The task: From the listing that follows, output everything exactly except the pictures.

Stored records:
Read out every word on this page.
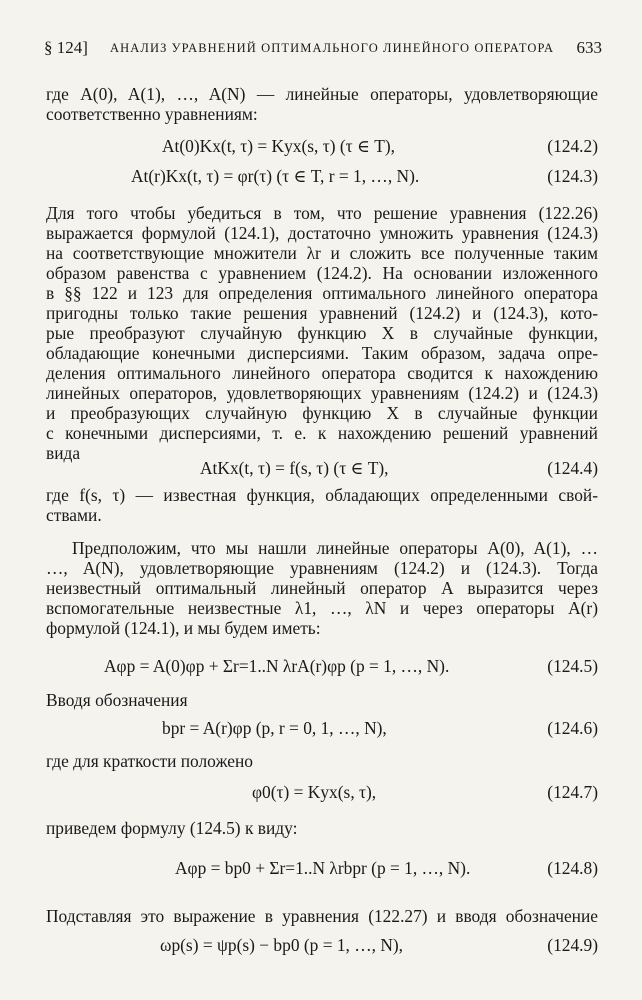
§ 124] АНАЛИЗ УРАВНЕНИЙ ОПТИМАЛЬНОГО ЛИНЕЙНОГО ОПЕРАТОРА 633
где A(0), A(1), …, A(N) — линейные операторы, удовлетворяющие
соответственно уравнениям:
At(0)Kx(t, τ) = Kyx(s, τ) (τ ∈ T),	(124.2)
At(r)Kx(t, τ) = φr(τ) (τ ∈ T, r = 1, …, N).	(124.3)
Для того чтобы убедиться в том, что решение уравнения (122.26)
выражается формулой (124.1), достаточно умножить уравнения (124.3)
на соответствующие множители λr и сложить все полученные таким
образом равенства с уравнением (124.2). На основании изложенного
в §§ 122 и 123 для определения оптимального линейного оператора
пригодны только такие решения уравнений (124.2) и (124.3), кото-
рые преобразуют случайную функцию X в случайные функции,
обладающие конечными дисперсиями. Таким образом, задача опре-
деления оптимального линейного оператора сводится к нахождению
линейных операторов, удовлетворяющих уравнениям (124.2) и (124.3)
и преобразующих случайную функцию X в случайные функции
с конечными дисперсиями, т. е. к нахождению решений уравнений
вида
AtKx(t, τ) = f(s, τ) (τ ∈ T),	(124.4)
где f(s, τ) — известная функция, обладающих определенными свой-
ствами.
Предположим, что мы нашли линейные операторы A(0), A(1), …
…, A(N), удовлетворяющие уравнениям (124.2) и (124.3). Тогда
неизвестный оптимальный линейный оператор A выразится через
вспомогательные неизвестные λ1, …, λN и через операторы A(r)
формулой (124.1), и мы будем иметь:
Aφp = A(0)φp + Σr=1..N λrA(r)φp (p = 1, …, N).	(124.5)
Вводя обозначения
bpr = A(r)φp (p, r = 0, 1, …, N),	(124.6)
где для краткости положено
φ0(τ) = Kyx(s, τ),	(124.7)
приведем формулу (124.5) к виду:
Aφp = bp0 + Σr=1..N λrbpr (p = 1, …, N).	(124.8)
Подставляя это выражение в уравнения (122.27) и вводя обозначение
ωp(s) = ψp(s) − bp0 (p = 1, …, N),	(124.9)
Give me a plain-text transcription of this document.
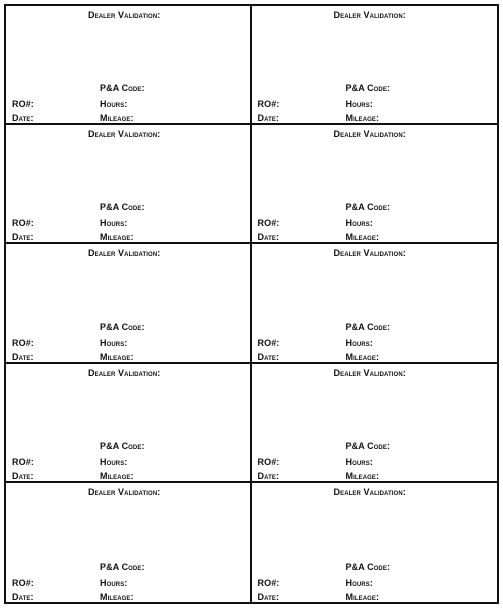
Dealer Validation:
P&A Code:
RO#:	Hours:
Date:	Mileage:
Dealer Validation:
P&A Code:
RO#:	Hours:
Date:	Mileage:
Dealer Validation:
P&A Code:
RO#:	Hours:
Date:	Mileage:
Dealer Validation:
P&A Code:
RO#:	Hours:
Date:	Mileage:
Dealer Validation:
P&A Code:
RO#:	Hours:
Date:	Mileage:
Dealer Validation:
P&A Code:
RO#:	Hours:
Date:	Mileage:
Dealer Validation:
P&A Code:
RO#:	Hours:
Date:	Mileage:
Dealer Validation:
P&A Code:
RO#:	Hours:
Date:	Mileage:
Dealer Validation:
P&A Code:
RO#:	Hours:
Date:	Mileage:
Dealer Validation:
P&A Code:
RO#:	Hours:
Date:	Mileage:
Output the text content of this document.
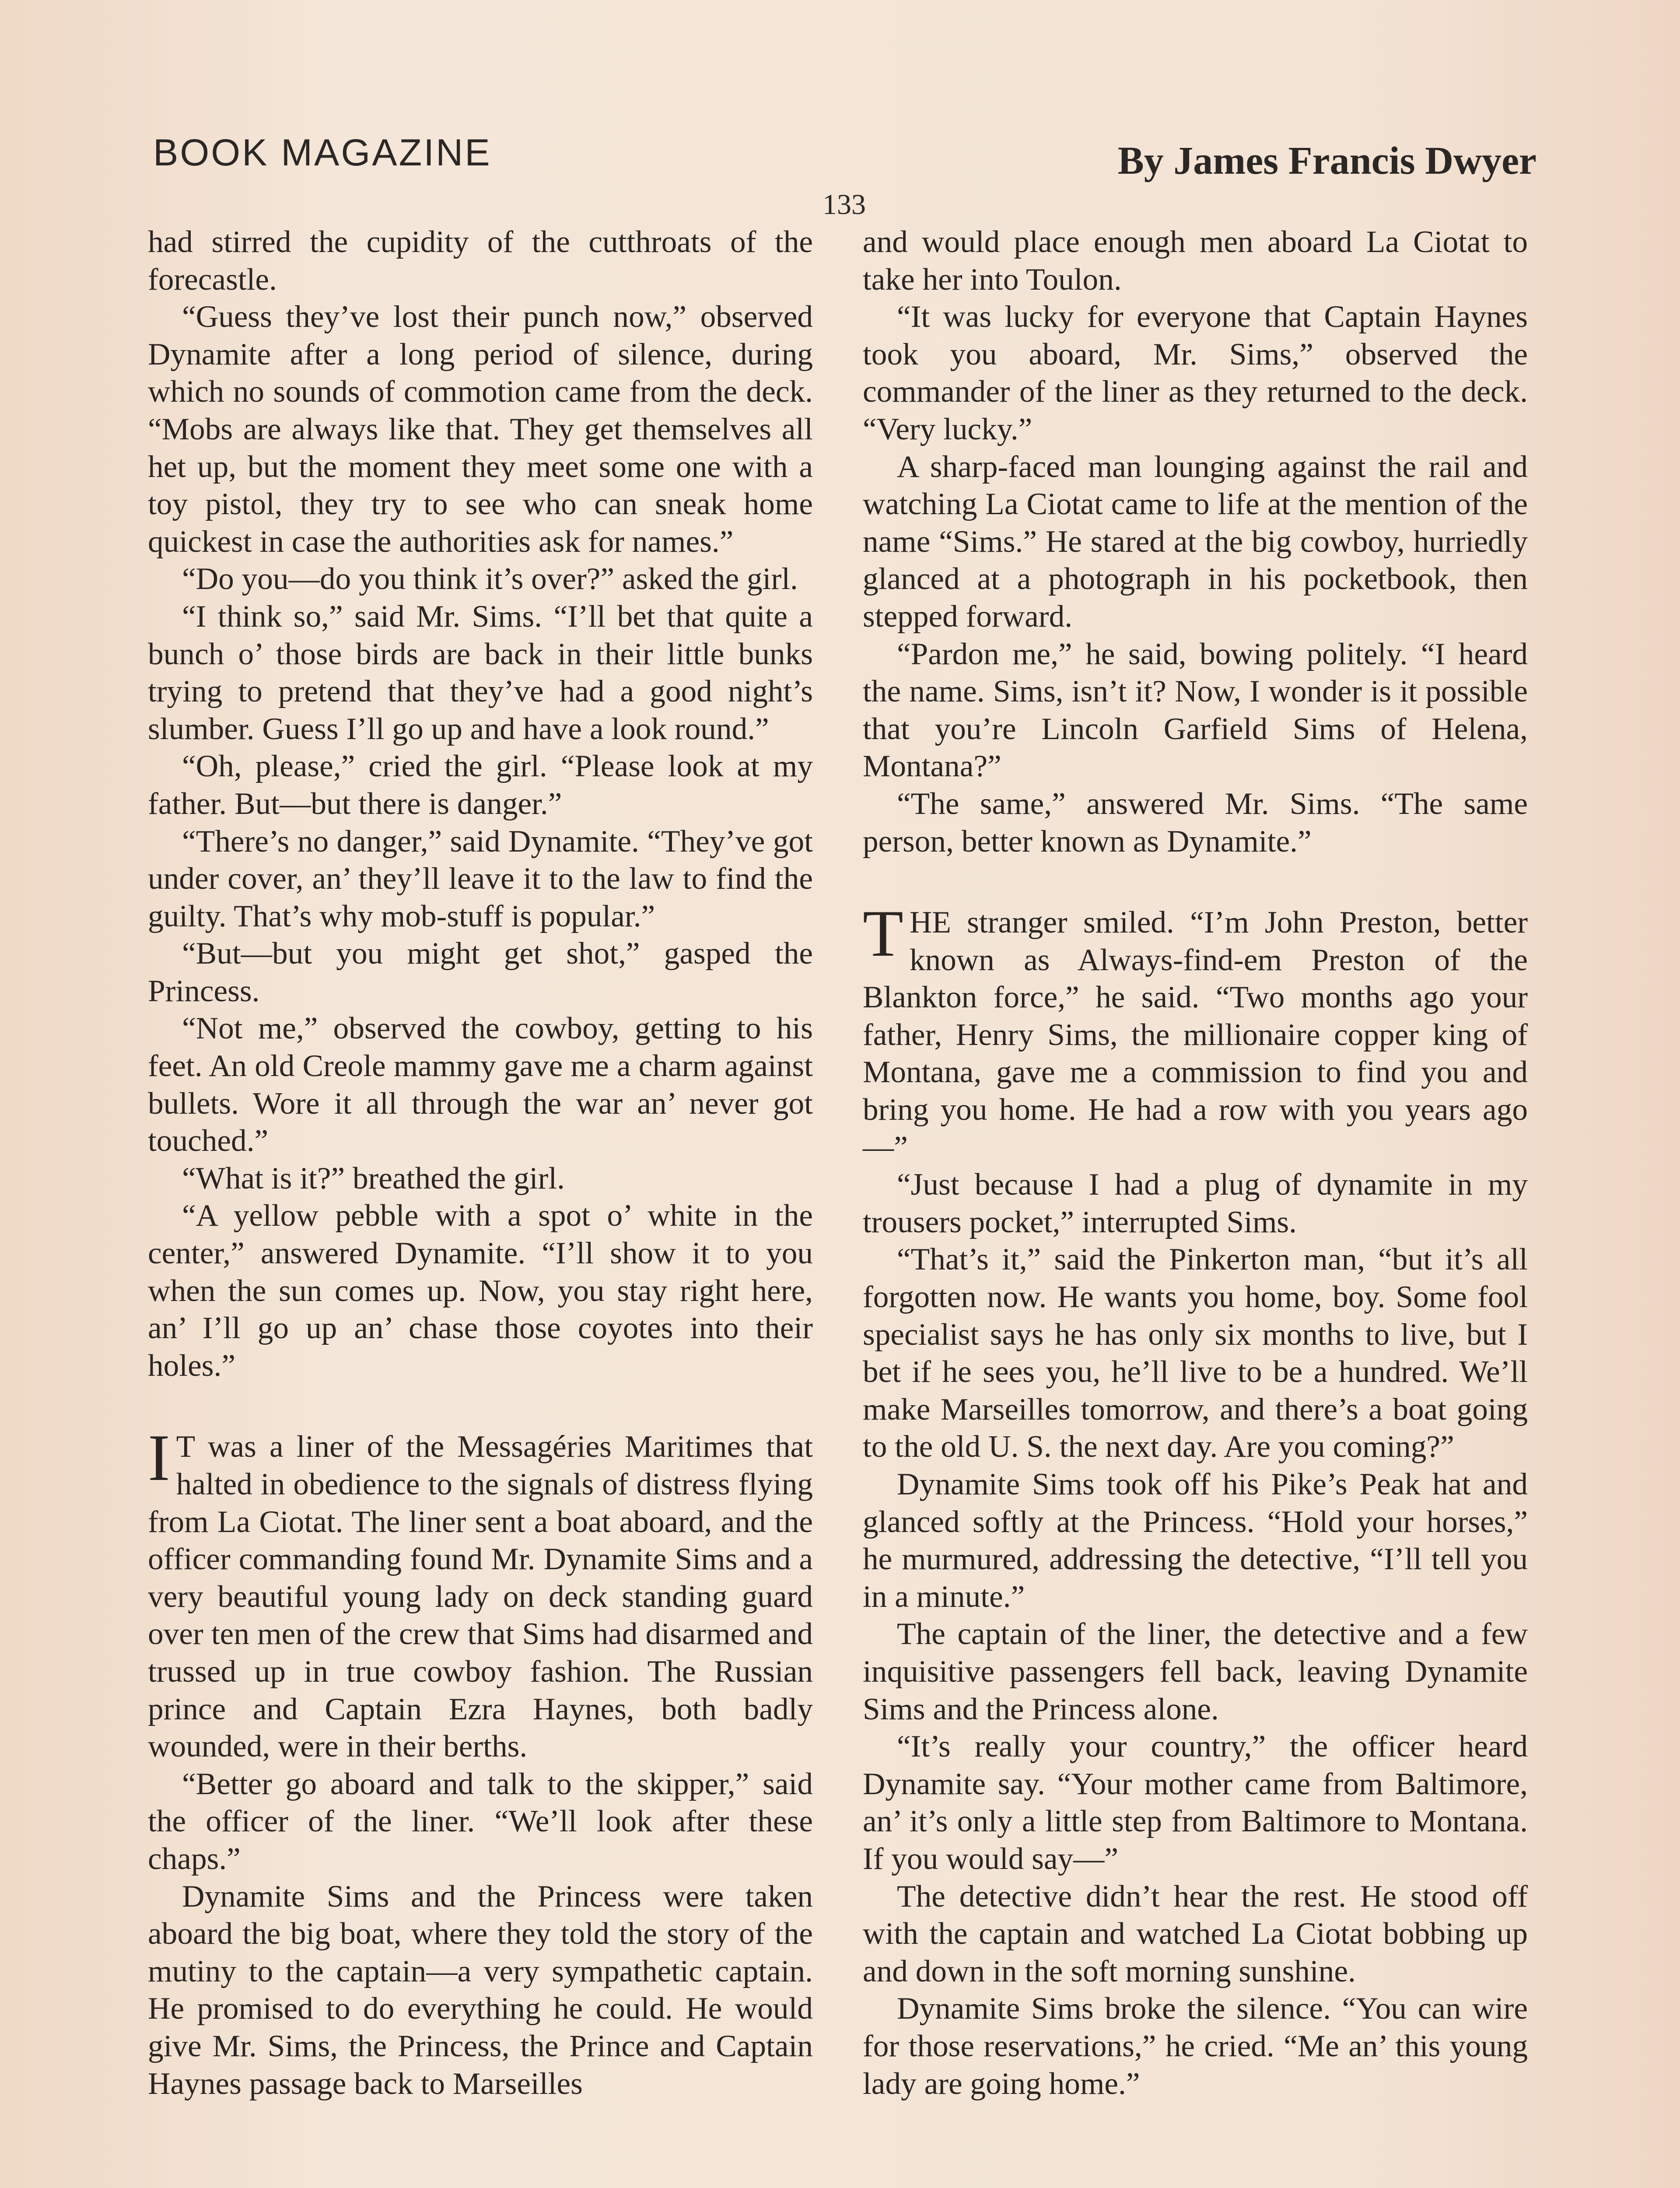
BOOK MAGAZINE	By James Francis Dwyer
133

had stirred the cupidity of the cutthroats of the forecastle.

“Guess they’ve lost their punch now,” observed Dynamite after a long period of silence, during which no sounds of commotion came from the deck. “Mobs are always like that. They get themselves all het up, but the moment they meet some one with a toy pistol, they try to see who can sneak home quickest in case the authorities ask for names.”

“Do you—do you think it’s over?” asked the girl.

“I think so,” said Mr. Sims. “I’ll bet that quite a bunch o’ those birds are back in their little bunks trying to pretend that they’ve had a good night’s slumber. Guess I’ll go up and have a look round.”

“Oh, please,” cried the girl. “Please look at my father. But—but there is danger.”

“There’s no danger,” said Dynamite. “They’ve got under cover, an’ they’ll leave it to the law to find the guilty. That’s why mob-stuff is popular.”

“But—but you might get shot,” gasped the Princess.

“Not me,” observed the cowboy, getting to his feet. An old Creole mammy gave me a charm against bullets. Wore it all through the war an’ never got touched.”

“What is it?” breathed the girl.

“A yellow pebble with a spot o’ white in the center,” answered Dynamite. “I’ll show it to you when the sun comes up. Now, you stay right here, an’ I’ll go up an’ chase those coyotes into their holes.”

I T was a liner of the Messagéries Maritimes that halted in obedience to the signals of distress flying from La Ciotat. The liner sent a boat aboard, and the officer commanding found Mr. Dynamite Sims and a very beautiful young lady on deck standing guard over ten men of the crew that Sims had disarmed and trussed up in true cowboy fashion. The Russian prince and Captain Ezra Haynes, both badly wounded, were in their berths.

“Better go aboard and talk to the skipper,” said the officer of the liner. “We’ll look after these chaps.”

Dynamite Sims and the Princess were taken aboard the big boat, where they told the story of the mutiny to the captain—a very sympathetic captain. He promised to do everything he could. He would give Mr. Sims, the Princess, the Prince and Captain Haynes passage back to Marseilles

and would place enough men aboard La Ciotat to take her into Toulon.

“It was lucky for everyone that Captain Haynes took you aboard, Mr. Sims,” observed the commander of the liner as they returned to the deck. “Very lucky.”

A sharp-faced man lounging against the rail and watching La Ciotat came to life at the mention of the name “Sims.” He stared at the big cowboy, hurriedly glanced at a photograph in his pocketbook, then stepped forward.

“Pardon me,” he said, bowing politely. “I heard the name. Sims, isn’t it? Now, I wonder is it possible that you’re Lincoln Garfield Sims of Helena, Montana?”

“The same,” answered Mr. Sims. “The same person, better known as Dynamite.”

THE stranger smiled. “I’m John Preston, better known as Always-find-em Preston of the Blankton force,” he said. “Two months ago your father, Henry Sims, the millionaire copper king of Montana, gave me a commission to find you and bring you home. He had a row with you years ago—”

“Just because I had a plug of dynamite in my trousers pocket,” interrupted Sims.

“That’s it,” said the Pinkerton man, “but it’s all forgotten now. He wants you home, boy. Some fool specialist says he has only six months to live, but I bet if he sees you, he’ll live to be a hundred. We’ll make Marseilles tomorrow, and there’s a boat going to the old U. S. the next day. Are you coming?”

Dynamite Sims took off his Pike’s Peak hat and glanced softly at the Princess. “Hold your horses,” he murmured, addressing the detective, “I’ll tell you in a minute.”

The captain of the liner, the detective and a few inquisitive passengers fell back, leaving Dynamite Sims and the Princess alone.

“It’s really your country,” the officer heard Dynamite say. “Your mother came from Baltimore, an’ it’s only a little step from Baltimore to Montana. If you would say—”

The detective didn’t hear the rest. He stood off with the captain and watched La Ciotat bobbing up and down in the soft morning sunshine.

Dynamite Sims broke the silence. “You can wire for those reservations,” he cried. “Me an’ this young lady are going home.”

Task response:
Read out every word on this page.
§ 124] АНАЛИЗ УРАВНЕНИЙ ОПТИМАЛЬНОГО ЛИНЕЙНОГО ОПЕРАТОРА 633
где A(0), A(1), …, A(N) — линейные операторы, удовлетворяющие
соответственно уравнениям:
At(0)Kx(t, τ) = Kyx(s, τ) (τ ∈ T),	(124.2)
At(r)Kx(t, τ) = φr(τ) (τ ∈ T, r = 1, …, N).	(124.3)
Для того чтобы убедиться в том, что решение уравнения (122.26)
выражается формулой (124.1), достаточно умножить уравнения (124.3)
на соответствующие множители λr и сложить все полученные таким
образом равенства с уравнением (124.2). На основании изложенного
в §§ 122 и 123 для определения оптимального линейного оператора
пригодны только такие решения уравнений (124.2) и (124.3), кото-
рые преобразуют случайную функцию X в случайные функции,
обладающие конечными дисперсиями. Таким образом, задача опре-
деления оптимального линейного оператора сводится к нахождению
линейных операторов, удовлетворяющих уравнениям (124.2) и (124.3)
и преобразующих случайную функцию X в случайные функции
с конечными дисперсиями, т. е. к нахождению решений уравнений
вида
AtKx(t, τ) = f(s, τ) (τ ∈ T),	(124.4)
где f(s, τ) — известная функция, обладающих определенными свой-
ствами.
Предположим, что мы нашли линейные операторы A(0), A(1), …
…, A(N), удовлетворяющие уравнениям (124.2) и (124.3). Тогда
неизвестный оптимальный линейный оператор A выразится через
вспомогательные неизвестные λ1, …, λN и через операторы A(r)
формулой (124.1), и мы будем иметь:
Aφp = A(0)φp + Σr=1..N λrA(r)φp (p = 1, …, N).	(124.5)
Вводя обозначения
bpr = A(r)φp (p, r = 0, 1, …, N),	(124.6)
где для краткости положено
φ0(τ) = Kyx(s, τ),	(124.7)
приведем формулу (124.5) к виду:
Aφp = bp0 + Σr=1..N λrbpr (p = 1, …, N).	(124.8)
Подставляя это выражение в уравнения (122.27) и вводя обозначение
ωp(s) = ψp(s) − bp0 (p = 1, …, N),	(124.9)
Give me a plain-text transcription of this document.
Dealer Validation:
P&A Code:
RO#:	Hours:
Date:	Mileage:
Dealer Validation:
P&A Code:
RO#:	Hours:
Date:	Mileage:
Dealer Validation:
P&A Code:
RO#:	Hours:
Date:	Mileage:
Dealer Validation:
P&A Code:
RO#:	Hours:
Date:	Mileage:
Dealer Validation:
P&A Code:
RO#:	Hours:
Date:	Mileage:
Dealer Validation:
P&A Code:
RO#:	Hours:
Date:	Mileage:
Dealer Validation:
P&A Code:
RO#:	Hours:
Date:	Mileage:
Dealer Validation:
P&A Code:
RO#:	Hours:
Date:	Mileage:
Dealer Validation:
P&A Code:
RO#:	Hours:
Date:	Mileage:
Dealer Validation:
P&A Code:
RO#:	Hours:
Date:	Mileage:
Output the text content of this document.
BOOK MAGAZINE	By James Francis Dwyer
133

had stirred the cupidity of the cutthroats of the forecastle.

“Guess they’ve lost their punch now,” observed Dynamite after a long period of silence, during which no sounds of commotion came from the deck. “Mobs are always like that. They get themselves all het up, but the moment they meet some one with a toy pistol, they try to see who can sneak home quickest in case the authorities ask for names.”

“Do you—do you think it’s over?” asked the girl.

“I think so,” said Mr. Sims. “I’ll bet that quite a bunch o’ those birds are back in their little bunks trying to pretend that they’ve had a good night’s slumber. Guess I’ll go up and have a look round.”

“Oh, please,” cried the girl. “Please look at my father. But—but there is danger.”

“There’s no danger,” said Dynamite. “They’ve got under cover, an’ they’ll leave it to the law to find the guilty. That’s why mob-stuff is popular.”

“But—but you might get shot,” gasped the Princess.

“Not me,” observed the cowboy, getting to his feet. An old Creole mammy gave me a charm against bullets. Wore it all through the war an’ never got touched.”

“What is it?” breathed the girl.

“A yellow pebble with a spot o’ white in the center,” answered Dynamite. “I’ll show it to you when the sun comes up. Now, you stay right here, an’ I’ll go up an’ chase those coyotes into their holes.”

I T was a liner of the Messagéries Maritimes that halted in obedience to the signals of distress flying from La Ciotat. The liner sent a boat aboard, and the officer commanding found Mr. Dynamite Sims and a very beautiful young lady on deck standing guard over ten men of the crew that Sims had disarmed and trussed up in true cowboy fashion. The Russian prince and Captain Ezra Haynes, both badly wounded, were in their berths.

“Better go aboard and talk to the skipper,” said the officer of the liner. “We’ll look after these chaps.”

Dynamite Sims and the Princess were taken aboard the big boat, where they told the story of the mutiny to the captain—a very sympathetic captain. He promised to do everything he could. He would give Mr. Sims, the Princess, the Prince and Captain Haynes passage back to Marseilles

and would place enough men aboard La Ciotat to take her into Toulon.

“It was lucky for everyone that Captain Haynes took you aboard, Mr. Sims,” observed the commander of the liner as they returned to the deck. “Very lucky.”

A sharp-faced man lounging against the rail and watching La Ciotat came to life at the mention of the name “Sims.” He stared at the big cowboy, hurriedly glanced at a photograph in his pocketbook, then stepped forward.

“Pardon me,” he said, bowing politely. “I heard the name. Sims, isn’t it? Now, I wonder is it possible that you’re Lincoln Garfield Sims of Helena, Montana?”

“The same,” answered Mr. Sims. “The same person, better known as Dynamite.”

THE stranger smiled. “I’m John Preston, better known as Always-find-em Preston of the Blankton force,” he said. “Two months ago your father, Henry Sims, the millionaire copper king of Montana, gave me a commission to find you and bring you home. He had a row with you years ago—”

“Just because I had a plug of dynamite in my trousers pocket,” interrupted Sims.

“That’s it,” said the Pinkerton man, “but it’s all forgotten now. He wants you home, boy. Some fool specialist says he has only six months to live, but I bet if he sees you, he’ll live to be a hundred. We’ll make Marseilles tomorrow, and there’s a boat going to the old U. S. the next day. Are you coming?”

Dynamite Sims took off his Pike’s Peak hat and glanced softly at the Princess. “Hold your horses,” he murmured, addressing the detective, “I’ll tell you in a minute.”

The captain of the liner, the detective and a few inquisitive passengers fell back, leaving Dynamite Sims and the Princess alone.

“It’s really your country,” the officer heard Dynamite say. “Your mother came from Baltimore, an’ it’s only a little step from Baltimore to Montana. If you would say—”

The detective didn’t hear the rest. He stood off with the captain and watched La Ciotat bobbing up and down in the soft morning sunshine.

Dynamite Sims broke the silence. “You can wire for those reservations,” he cried. “Me an’ this young lady are going home.”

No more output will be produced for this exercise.